- **TASK TO CARRY OUT**
Return all lines from the listing below in which the string "JSON" occurs.

- **DATA SUPPLIED**
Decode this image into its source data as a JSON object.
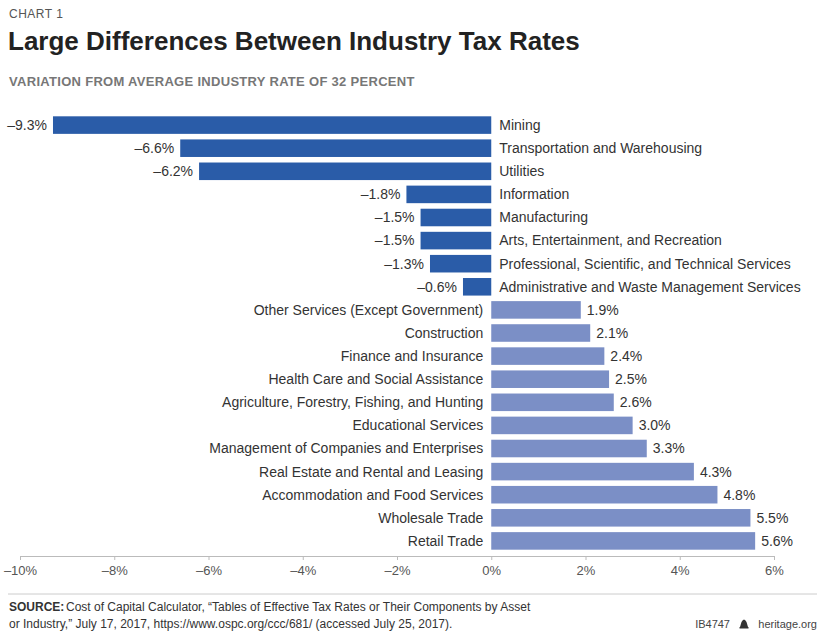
{
  "chart_data": {
    "type": "bar",
    "orientation": "horizontal",
    "kicker": "CHART 1",
    "title": "Large Differences Between Industry Tax Rates",
    "subtitle": "VARIATION FROM AVERAGE INDUSTRY RATE OF 32 PERCENT",
    "categories": [
      "Mining",
      "Transportation and Warehousing",
      "Utilities",
      "Information",
      "Manufacturing",
      "Arts, Entertainment, and Recreation",
      "Professional, Scientific, and Technical Services",
      "Administrative and Waste Management Services",
      "Other Services (Except Government)",
      "Construction",
      "Finance and Insurance",
      "Health Care and Social Assistance",
      "Agriculture, Forestry, Fishing, and Hunting",
      "Educational Services",
      "Management of Companies and Enterprises",
      "Real Estate and Rental and Leasing",
      "Accommodation and Food Services",
      "Wholesale Trade",
      "Retail Trade"
    ],
    "values": [
      -9.3,
      -6.6,
      -6.2,
      -1.8,
      -1.5,
      -1.5,
      -1.3,
      -0.6,
      1.9,
      2.1,
      2.4,
      2.5,
      2.6,
      3.0,
      3.3,
      4.3,
      4.8,
      5.5,
      5.6
    ],
    "value_labels": [
      "–9.3%",
      "–6.6%",
      "–6.2%",
      "–1.8%",
      "–1.5%",
      "–1.5%",
      "–1.3%",
      "–0.6%",
      "1.9%",
      "2.1%",
      "2.4%",
      "2.5%",
      "2.6%",
      "3.0%",
      "3.3%",
      "4.3%",
      "4.8%",
      "5.5%",
      "5.6%"
    ],
    "colors": [
      "#2a5ca8",
      "#2a5ca8",
      "#2a5ca8",
      "#2a5ca8",
      "#2a5ca8",
      "#2a5ca8",
      "#2a5ca8",
      "#2a5ca8",
      "#7b8fc6",
      "#7b8fc6",
      "#7b8fc6",
      "#7b8fc6",
      "#7b8fc6",
      "#7b8fc6",
      "#7b8fc6",
      "#7b8fc6",
      "#7b8fc6",
      "#7b8fc6",
      "#7b8fc6"
    ],
    "data_labels": true,
    "grid": false,
    "xlim": [
      -10,
      6
    ],
    "xticks": [
      {
        "value": -10,
        "label": "–10%"
      },
      {
        "value": -8,
        "label": "–8%"
      },
      {
        "value": -6,
        "label": "–6%"
      },
      {
        "value": -4,
        "label": "–4%"
      },
      {
        "value": -2,
        "label": "–2%"
      },
      {
        "value": 0,
        "label": "0%"
      },
      {
        "value": 2,
        "label": "2%"
      },
      {
        "value": 4,
        "label": "4%"
      },
      {
        "value": 6,
        "label": "6%"
      }
    ],
    "source_label": "SOURCE:",
    "source": [
      "Cost of Capital Calculator, “Tables of Effective Tax Rates or Their Components by Asset",
      "or Industry,” July 17, 2017, https://www.ospc.org/ccc/681/ (accessed July 25, 2017)."
    ],
    "footer_id": "IB4747",
    "footer_site": "heritage.org"
  }
}
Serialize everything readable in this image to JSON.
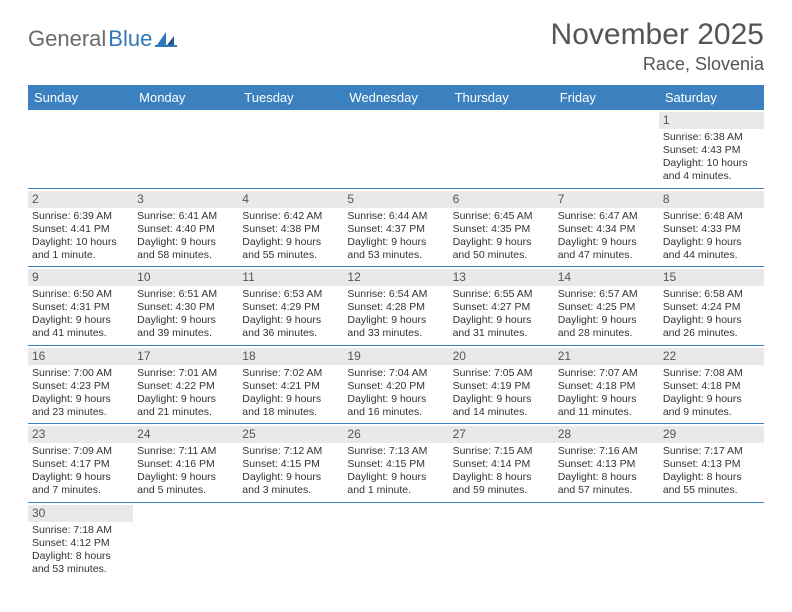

- **FINISHED EXERCISE**
Decode this image into its source data as a JSON object.
Serialize everything readable in this image to JSON.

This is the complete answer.